## [EXERCISE BRIEF]
Find each line with "category" and copy it.

## [MATERIAL FOR THIS EXERCISE]

__________

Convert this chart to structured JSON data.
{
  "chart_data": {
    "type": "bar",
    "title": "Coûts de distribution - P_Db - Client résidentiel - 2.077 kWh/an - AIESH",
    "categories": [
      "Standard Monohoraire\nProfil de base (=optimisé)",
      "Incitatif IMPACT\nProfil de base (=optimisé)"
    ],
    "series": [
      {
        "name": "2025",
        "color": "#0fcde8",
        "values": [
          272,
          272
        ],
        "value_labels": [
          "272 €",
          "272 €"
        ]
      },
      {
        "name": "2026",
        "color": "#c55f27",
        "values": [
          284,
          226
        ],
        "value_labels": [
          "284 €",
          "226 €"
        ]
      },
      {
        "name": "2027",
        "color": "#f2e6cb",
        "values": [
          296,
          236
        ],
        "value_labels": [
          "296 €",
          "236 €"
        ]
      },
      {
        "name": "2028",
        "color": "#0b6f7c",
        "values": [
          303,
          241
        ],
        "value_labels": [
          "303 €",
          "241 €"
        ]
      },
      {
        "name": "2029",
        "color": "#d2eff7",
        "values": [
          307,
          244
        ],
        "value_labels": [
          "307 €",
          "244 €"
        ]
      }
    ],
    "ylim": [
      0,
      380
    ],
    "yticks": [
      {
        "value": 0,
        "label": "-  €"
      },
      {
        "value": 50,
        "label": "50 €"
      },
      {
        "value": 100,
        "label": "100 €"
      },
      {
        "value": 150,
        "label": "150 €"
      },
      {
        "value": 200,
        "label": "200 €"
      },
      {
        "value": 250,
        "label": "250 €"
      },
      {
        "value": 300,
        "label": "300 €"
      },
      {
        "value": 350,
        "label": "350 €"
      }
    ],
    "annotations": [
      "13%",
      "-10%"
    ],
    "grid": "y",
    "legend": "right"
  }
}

__________

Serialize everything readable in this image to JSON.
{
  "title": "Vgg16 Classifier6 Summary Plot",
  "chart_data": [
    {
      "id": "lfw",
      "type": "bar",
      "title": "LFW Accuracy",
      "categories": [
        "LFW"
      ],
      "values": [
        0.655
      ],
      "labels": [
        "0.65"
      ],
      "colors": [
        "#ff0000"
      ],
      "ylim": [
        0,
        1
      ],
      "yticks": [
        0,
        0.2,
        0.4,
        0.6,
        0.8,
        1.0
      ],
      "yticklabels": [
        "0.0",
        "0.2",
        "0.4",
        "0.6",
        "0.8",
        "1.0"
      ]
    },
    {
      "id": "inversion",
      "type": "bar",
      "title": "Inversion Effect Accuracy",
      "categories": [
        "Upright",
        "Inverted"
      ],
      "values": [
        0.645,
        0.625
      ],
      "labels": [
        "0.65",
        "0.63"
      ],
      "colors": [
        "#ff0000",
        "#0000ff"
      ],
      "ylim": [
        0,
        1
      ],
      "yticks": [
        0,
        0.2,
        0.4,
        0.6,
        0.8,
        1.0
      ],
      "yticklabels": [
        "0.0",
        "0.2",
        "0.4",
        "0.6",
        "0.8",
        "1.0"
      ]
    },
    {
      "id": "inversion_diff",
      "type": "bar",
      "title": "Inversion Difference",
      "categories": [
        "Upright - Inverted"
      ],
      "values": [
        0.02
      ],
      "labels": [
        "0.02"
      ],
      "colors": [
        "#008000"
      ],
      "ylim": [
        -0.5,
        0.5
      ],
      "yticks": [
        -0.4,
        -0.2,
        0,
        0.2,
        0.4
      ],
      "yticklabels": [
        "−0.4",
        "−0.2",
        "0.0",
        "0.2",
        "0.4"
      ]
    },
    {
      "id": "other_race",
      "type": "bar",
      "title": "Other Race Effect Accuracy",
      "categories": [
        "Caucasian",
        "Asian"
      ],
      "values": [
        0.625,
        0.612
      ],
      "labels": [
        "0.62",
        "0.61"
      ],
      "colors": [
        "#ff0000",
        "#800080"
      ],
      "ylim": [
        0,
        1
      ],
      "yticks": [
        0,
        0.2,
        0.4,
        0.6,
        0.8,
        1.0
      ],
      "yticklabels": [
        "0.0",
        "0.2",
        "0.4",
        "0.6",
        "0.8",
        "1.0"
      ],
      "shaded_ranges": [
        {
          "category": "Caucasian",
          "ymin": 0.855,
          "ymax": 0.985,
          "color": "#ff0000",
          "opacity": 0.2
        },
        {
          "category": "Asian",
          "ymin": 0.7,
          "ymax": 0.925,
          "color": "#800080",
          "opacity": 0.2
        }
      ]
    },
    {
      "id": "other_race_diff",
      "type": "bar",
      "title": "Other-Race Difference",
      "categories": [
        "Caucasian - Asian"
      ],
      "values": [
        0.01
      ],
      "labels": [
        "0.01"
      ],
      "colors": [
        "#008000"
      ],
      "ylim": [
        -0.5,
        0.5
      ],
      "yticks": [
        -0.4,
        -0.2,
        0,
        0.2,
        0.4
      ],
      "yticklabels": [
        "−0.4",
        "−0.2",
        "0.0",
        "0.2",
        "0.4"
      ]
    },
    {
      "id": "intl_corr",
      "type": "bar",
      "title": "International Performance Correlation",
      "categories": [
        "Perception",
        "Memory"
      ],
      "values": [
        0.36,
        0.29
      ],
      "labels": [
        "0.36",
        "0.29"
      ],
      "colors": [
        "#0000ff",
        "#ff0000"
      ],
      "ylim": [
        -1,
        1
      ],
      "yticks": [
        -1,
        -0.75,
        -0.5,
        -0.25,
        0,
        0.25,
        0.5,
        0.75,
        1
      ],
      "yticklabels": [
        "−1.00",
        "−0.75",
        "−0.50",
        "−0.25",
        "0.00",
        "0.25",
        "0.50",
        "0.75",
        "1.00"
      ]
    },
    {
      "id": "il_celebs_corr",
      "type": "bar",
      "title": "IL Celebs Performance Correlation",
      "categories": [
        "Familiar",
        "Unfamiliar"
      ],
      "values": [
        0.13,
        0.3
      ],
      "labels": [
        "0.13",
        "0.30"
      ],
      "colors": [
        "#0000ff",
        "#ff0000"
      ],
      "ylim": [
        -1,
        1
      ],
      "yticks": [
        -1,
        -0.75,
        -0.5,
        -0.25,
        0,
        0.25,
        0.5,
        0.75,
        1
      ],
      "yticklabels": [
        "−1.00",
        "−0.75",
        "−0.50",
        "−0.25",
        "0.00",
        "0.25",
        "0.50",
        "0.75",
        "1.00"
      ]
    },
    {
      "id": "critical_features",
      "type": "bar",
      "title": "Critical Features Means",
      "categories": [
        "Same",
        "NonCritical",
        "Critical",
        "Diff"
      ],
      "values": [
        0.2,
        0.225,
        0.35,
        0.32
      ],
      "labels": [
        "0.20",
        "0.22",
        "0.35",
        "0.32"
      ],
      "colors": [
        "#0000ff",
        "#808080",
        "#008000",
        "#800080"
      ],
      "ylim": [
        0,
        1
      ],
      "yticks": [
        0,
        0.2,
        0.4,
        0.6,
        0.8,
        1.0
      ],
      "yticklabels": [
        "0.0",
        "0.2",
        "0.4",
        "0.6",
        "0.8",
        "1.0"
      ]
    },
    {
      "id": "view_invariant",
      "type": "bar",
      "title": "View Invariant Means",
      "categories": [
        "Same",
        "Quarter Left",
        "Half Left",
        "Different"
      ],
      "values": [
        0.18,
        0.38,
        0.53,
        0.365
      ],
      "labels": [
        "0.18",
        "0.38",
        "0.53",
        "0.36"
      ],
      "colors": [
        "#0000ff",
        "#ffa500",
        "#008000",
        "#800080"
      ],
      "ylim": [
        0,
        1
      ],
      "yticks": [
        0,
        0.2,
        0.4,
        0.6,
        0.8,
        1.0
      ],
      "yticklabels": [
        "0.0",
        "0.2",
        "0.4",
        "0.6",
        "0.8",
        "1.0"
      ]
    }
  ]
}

__________

## [WRITTEN ANSWER]
          "category": "Caucasian",
          "category": "Asian",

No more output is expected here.